→ **What you are asked to do**:
Search the records below for the word "task". Pull out each line that has it.

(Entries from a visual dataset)
===============
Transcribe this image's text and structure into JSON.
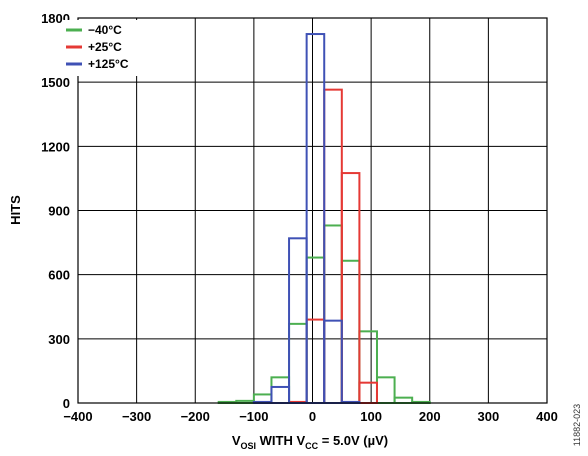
{
  "chart_data": {
    "type": "bar",
    "subtype": "histogram-step",
    "bin_edges": [
      -160,
      -130,
      -100,
      -70,
      -40,
      -10,
      20,
      50,
      80,
      110,
      140,
      170,
      200,
      230
    ],
    "series": [
      {
        "name": "−40°C",
        "color": "#4caf50",
        "counts": [
          5,
          10,
          40,
          120,
          370,
          680,
          830,
          665,
          335,
          120,
          25,
          5,
          0
        ]
      },
      {
        "name": "+25°C",
        "color": "#e53935",
        "counts": [
          0,
          0,
          0,
          0,
          5,
          390,
          1465,
          1075,
          95,
          0,
          0,
          0,
          0
        ]
      },
      {
        "name": "+125°C",
        "color": "#3f51b5",
        "counts": [
          0,
          0,
          5,
          75,
          770,
          1725,
          385,
          5,
          0,
          0,
          0,
          0,
          0
        ]
      }
    ],
    "xlim": [
      -400,
      400
    ],
    "ylim": [
      0,
      1800
    ],
    "xticks": [
      "−400",
      "−300",
      "−200",
      "−100",
      "0",
      "100",
      "200",
      "300",
      "400"
    ],
    "yticks": [
      "0",
      "300",
      "600",
      "900",
      "1200",
      "1500",
      "1800"
    ],
    "ylabel": "HITS",
    "xlabel_parts": {
      "v1": "V",
      "sub1": "OSI",
      "mid": "  WITH V",
      "sub2": "CC",
      "tail": " = 5.0V (µV)"
    },
    "grid": true,
    "legend_position": "top-left",
    "figure_id": "11882-023"
  }
}
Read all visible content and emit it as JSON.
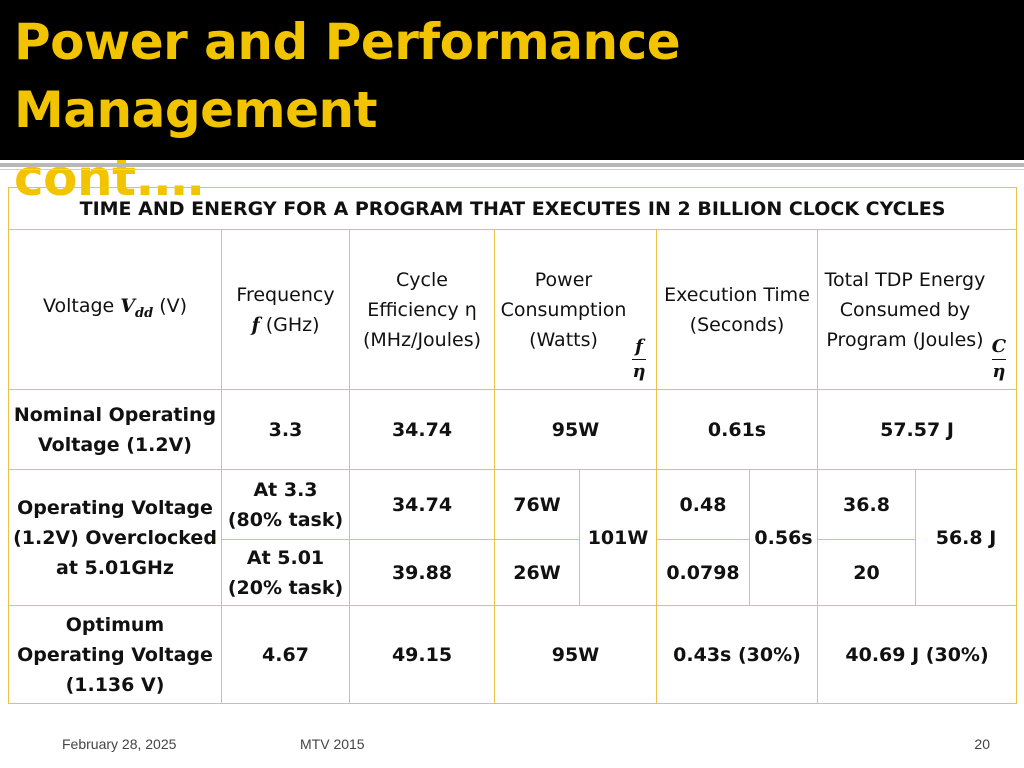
{
  "slide": {
    "title": "Power and Performance  Management\ncont.…"
  },
  "table": {
    "caption": "TIME AND ENERGY FOR A PROGRAM THAT EXECUTES IN 2 BILLION CLOCK CYCLES",
    "headers": {
      "voltage_prefix": "Voltage ",
      "voltage_symbol": "V",
      "voltage_sub": "dd",
      "voltage_suffix": " (V)",
      "frequency_line1": "Frequency",
      "frequency_symbol": "f",
      "frequency_unit": " (GHz)",
      "cycle_eff": "Cycle Efficiency η (MHz/Joules)",
      "power": "Power Consumption (Watts)",
      "power_frac_num": "f",
      "power_frac_den": "η",
      "exec_time": "Execution Time (Seconds)",
      "energy": "Total TDP Energy Consumed by Program (Joules)",
      "energy_frac_num": "C",
      "energy_frac_den": "η"
    },
    "rows": {
      "nominal": {
        "label": "Nominal Operating Voltage (1.2V)",
        "frequency": "3.3",
        "efficiency": "34.74",
        "power": "95W",
        "time": "0.61s",
        "energy": "57.57 J"
      },
      "overclocked": {
        "label": "Operating Voltage (1.2V) Overclocked at 5.01GHz",
        "sub1": {
          "frequency": "At 3.3 (80% task)",
          "efficiency": "34.74",
          "power": "76W",
          "time": "0.48",
          "energy": "36.8"
        },
        "sub2": {
          "frequency": "At 5.01 (20% task)",
          "efficiency": "39.88",
          "power": "26W",
          "time": "0.0798",
          "energy": "20"
        },
        "power_total": "101W",
        "time_total": "0.56s",
        "energy_total": "56.8 J"
      },
      "optimum": {
        "label": "Optimum Operating Voltage (1.136 V)",
        "frequency": "4.67",
        "efficiency": "49.15",
        "power": "95W",
        "time": "0.43s (30%)",
        "energy": "40.69 J (30%)"
      }
    }
  },
  "footer": {
    "date": "February 28, 2025",
    "center": "MTV 2015",
    "page": "20"
  }
}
===============
→ **Response**:
          "frequency": "At 3.3 (80% task)",
          "frequency": "At 5.01 (20% task)",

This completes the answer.